* Exercise details:
Select, from the material below, each line with "szlacheckie" in it.

* Data section:
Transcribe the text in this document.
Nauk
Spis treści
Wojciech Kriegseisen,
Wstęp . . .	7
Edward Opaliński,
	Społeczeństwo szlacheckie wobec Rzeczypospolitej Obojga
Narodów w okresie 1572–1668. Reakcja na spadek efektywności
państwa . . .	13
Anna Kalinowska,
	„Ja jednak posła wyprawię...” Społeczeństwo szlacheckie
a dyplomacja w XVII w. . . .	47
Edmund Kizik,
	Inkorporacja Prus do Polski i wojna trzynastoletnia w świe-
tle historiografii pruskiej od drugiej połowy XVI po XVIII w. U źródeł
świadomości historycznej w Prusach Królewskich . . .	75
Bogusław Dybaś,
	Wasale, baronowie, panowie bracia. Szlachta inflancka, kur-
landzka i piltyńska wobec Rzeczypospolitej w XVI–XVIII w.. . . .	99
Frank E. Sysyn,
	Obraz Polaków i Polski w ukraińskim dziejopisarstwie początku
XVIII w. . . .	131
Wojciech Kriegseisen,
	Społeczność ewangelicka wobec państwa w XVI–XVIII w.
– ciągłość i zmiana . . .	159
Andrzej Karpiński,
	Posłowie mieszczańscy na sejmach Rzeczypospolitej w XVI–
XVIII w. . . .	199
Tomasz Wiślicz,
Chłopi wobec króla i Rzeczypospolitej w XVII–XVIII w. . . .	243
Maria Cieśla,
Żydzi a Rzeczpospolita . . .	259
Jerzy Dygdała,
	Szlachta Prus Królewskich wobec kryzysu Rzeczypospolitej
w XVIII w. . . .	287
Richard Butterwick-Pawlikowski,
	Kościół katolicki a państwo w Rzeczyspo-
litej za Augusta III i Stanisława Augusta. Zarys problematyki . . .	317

* Exercise answer:
	Społeczeństwo szlacheckie wobec Rzeczypospolitej Obojga
	„Ja jednak posła wyprawię...” Społeczeństwo szlacheckie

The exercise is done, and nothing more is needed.